# INFORMATION SUPPLIED start

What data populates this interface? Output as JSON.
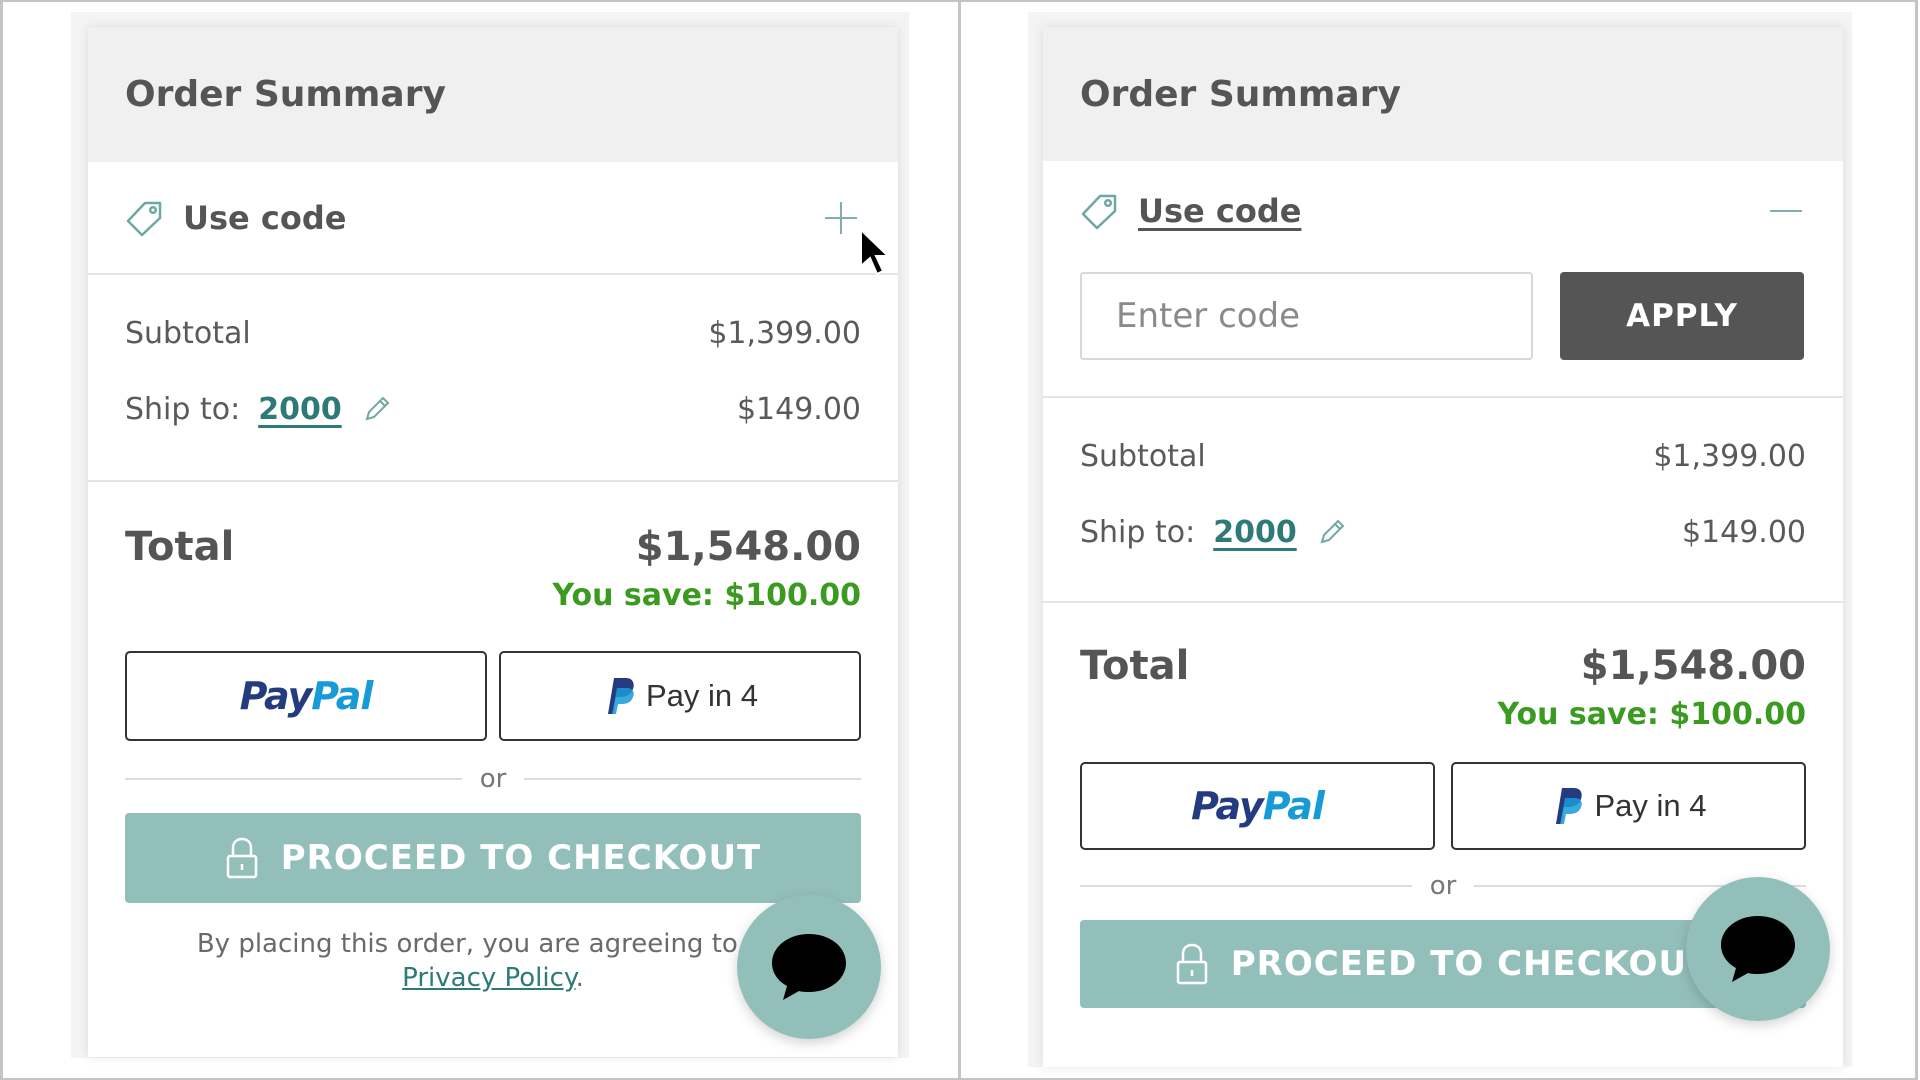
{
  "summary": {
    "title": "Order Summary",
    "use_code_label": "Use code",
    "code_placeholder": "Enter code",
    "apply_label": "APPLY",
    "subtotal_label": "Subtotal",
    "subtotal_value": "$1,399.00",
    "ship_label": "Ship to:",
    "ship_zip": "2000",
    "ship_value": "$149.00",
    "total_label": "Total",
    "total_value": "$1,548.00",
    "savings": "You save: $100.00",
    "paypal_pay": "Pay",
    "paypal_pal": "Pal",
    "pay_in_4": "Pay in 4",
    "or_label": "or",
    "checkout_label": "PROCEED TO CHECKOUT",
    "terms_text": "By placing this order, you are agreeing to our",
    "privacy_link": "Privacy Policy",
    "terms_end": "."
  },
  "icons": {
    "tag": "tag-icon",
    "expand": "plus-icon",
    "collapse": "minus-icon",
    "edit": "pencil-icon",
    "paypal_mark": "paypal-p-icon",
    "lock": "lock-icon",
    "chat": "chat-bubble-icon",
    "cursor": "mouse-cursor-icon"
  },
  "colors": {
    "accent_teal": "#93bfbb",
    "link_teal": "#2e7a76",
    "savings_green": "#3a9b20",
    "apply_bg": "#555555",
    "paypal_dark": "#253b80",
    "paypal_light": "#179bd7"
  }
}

# INFORMATION SUPPLIED end

TO BE DONE:
Retype the whole listing exactly and leave the pictures out.

EXERCISE RESPONSE:
What data populates this interface? Output as JSON.
{
  "summary": {
    "title": "Order Summary",
    "use_code_label": "Use code",
    "code_placeholder": "Enter code",
    "apply_label": "APPLY",
    "subtotal_label": "Subtotal",
    "subtotal_value": "$1,399.00",
    "ship_label": "Ship to:",
    "ship_zip": "2000",
    "ship_value": "$149.00",
    "total_label": "Total",
    "total_value": "$1,548.00",
    "savings": "You save: $100.00",
    "paypal_pay": "Pay",
    "paypal_pal": "Pal",
    "pay_in_4": "Pay in 4",
    "or_label": "or",
    "checkout_label": "PROCEED TO CHECKOUT",
    "terms_text": "By placing this order, you are agreeing to our",
    "privacy_link": "Privacy Policy",
    "terms_end": "."
  },
  "icons": {
    "tag": "tag-icon",
    "expand": "plus-icon",
    "collapse": "minus-icon",
    "edit": "pencil-icon",
    "paypal_mark": "paypal-p-icon",
    "lock": "lock-icon",
    "chat": "chat-bubble-icon",
    "cursor": "mouse-cursor-icon"
  },
  "colors": {
    "accent_teal": "#93bfbb",
    "link_teal": "#2e7a76",
    "savings_green": "#3a9b20",
    "apply_bg": "#555555",
    "paypal_dark": "#253b80",
    "paypal_light": "#179bd7"
  }
}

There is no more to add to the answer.